Task statement =>
Reply with one number: the count of lines in the listing that contain the string "自动禁止".

Dataset content =>
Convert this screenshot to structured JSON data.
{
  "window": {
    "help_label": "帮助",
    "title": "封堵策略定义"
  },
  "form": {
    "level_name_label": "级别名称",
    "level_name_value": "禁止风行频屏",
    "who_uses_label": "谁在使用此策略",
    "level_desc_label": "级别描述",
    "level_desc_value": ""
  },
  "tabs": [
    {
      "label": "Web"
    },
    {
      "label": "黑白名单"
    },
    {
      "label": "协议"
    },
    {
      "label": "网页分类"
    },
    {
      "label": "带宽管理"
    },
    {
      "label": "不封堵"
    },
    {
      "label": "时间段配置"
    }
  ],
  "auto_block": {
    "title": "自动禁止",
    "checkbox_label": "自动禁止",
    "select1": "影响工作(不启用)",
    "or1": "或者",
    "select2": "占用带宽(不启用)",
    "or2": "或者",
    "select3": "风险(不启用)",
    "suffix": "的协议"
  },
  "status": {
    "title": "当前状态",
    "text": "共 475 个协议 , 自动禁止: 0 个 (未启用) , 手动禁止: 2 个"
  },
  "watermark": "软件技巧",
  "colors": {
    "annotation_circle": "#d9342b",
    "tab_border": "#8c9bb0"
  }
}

Solution to the exercise =>
3